WORK TO COMPLETE: Copy out all the lines where "wanted" shows up.

RAW DATA:
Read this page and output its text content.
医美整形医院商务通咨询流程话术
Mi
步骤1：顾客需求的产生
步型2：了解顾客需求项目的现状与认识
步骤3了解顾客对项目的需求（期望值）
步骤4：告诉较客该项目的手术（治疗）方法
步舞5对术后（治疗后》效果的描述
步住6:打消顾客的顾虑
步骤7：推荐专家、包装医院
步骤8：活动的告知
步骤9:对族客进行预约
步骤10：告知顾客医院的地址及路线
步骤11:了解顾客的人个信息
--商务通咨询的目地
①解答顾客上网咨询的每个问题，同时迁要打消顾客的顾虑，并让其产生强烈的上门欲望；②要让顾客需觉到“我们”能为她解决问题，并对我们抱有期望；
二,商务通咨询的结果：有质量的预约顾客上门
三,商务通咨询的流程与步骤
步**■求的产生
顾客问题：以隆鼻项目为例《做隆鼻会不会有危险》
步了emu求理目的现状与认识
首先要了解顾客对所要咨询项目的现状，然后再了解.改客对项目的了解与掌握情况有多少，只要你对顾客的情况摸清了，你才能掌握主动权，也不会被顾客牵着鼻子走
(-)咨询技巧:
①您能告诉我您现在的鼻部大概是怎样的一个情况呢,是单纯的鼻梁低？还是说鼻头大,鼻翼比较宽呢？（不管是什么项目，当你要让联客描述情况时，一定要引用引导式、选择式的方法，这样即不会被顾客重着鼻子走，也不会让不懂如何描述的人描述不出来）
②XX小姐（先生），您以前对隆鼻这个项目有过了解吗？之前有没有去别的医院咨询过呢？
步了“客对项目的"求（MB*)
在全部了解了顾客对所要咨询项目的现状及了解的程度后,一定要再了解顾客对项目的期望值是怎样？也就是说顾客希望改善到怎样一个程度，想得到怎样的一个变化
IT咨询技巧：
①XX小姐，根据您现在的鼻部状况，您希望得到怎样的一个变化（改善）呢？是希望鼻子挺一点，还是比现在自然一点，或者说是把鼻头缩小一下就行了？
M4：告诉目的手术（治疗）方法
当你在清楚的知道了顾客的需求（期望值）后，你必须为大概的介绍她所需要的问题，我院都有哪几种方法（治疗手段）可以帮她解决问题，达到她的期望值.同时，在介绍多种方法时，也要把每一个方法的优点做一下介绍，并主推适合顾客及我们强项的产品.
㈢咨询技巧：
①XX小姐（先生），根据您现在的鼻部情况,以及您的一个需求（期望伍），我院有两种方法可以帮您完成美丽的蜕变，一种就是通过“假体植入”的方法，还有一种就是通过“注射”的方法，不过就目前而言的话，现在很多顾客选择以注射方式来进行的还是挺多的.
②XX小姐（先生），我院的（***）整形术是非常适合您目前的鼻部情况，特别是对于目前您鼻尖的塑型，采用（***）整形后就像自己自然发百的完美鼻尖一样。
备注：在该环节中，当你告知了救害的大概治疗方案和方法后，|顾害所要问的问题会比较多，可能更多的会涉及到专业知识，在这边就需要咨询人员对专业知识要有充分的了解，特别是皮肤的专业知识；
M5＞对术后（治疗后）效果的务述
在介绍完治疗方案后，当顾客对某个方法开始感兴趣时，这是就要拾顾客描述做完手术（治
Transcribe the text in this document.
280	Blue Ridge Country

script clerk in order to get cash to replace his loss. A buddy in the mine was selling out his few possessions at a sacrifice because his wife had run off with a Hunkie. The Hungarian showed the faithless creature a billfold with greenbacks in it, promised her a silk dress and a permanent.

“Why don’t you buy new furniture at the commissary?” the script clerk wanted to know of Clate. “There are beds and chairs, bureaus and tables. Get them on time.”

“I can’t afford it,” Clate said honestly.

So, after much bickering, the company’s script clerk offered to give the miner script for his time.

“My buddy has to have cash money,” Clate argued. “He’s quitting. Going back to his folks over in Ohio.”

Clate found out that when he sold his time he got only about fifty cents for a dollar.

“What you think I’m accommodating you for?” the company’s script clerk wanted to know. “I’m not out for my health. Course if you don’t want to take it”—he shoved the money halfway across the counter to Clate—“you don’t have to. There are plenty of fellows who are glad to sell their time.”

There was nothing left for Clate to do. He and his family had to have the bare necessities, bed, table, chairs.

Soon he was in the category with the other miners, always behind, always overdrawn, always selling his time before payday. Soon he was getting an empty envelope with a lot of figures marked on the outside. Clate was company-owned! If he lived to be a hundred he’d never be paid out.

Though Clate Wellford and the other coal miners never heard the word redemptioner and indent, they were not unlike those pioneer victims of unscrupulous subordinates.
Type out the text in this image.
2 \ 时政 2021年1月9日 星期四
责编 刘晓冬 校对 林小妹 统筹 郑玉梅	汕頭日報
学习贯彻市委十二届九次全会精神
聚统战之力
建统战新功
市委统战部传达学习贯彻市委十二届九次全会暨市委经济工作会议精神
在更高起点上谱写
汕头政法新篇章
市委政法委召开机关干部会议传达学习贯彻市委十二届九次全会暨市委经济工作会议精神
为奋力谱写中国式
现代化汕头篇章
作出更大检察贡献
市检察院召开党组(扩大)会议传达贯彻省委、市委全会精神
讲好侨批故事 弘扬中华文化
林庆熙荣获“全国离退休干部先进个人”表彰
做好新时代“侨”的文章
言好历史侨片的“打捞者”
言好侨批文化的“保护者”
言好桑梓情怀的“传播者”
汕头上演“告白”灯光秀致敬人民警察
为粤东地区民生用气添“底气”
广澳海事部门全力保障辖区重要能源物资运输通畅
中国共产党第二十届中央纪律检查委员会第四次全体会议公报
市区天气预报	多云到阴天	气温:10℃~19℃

EXERCISE RESPONSE:
“Why don’t you buy new furniture at the commissary?” the script clerk wanted to know of Clate. “There are beds and chairs, bureaus and tables. Get them on time.”
“What you think I’m accommodating you for?” the company’s script clerk wanted to know. “I’m not out for my health. Course if you don’t want to take it”—he shoved the money halfway across the counter to Clate—“you don’t have to. There are plenty of fellows who are glad to sell their time.”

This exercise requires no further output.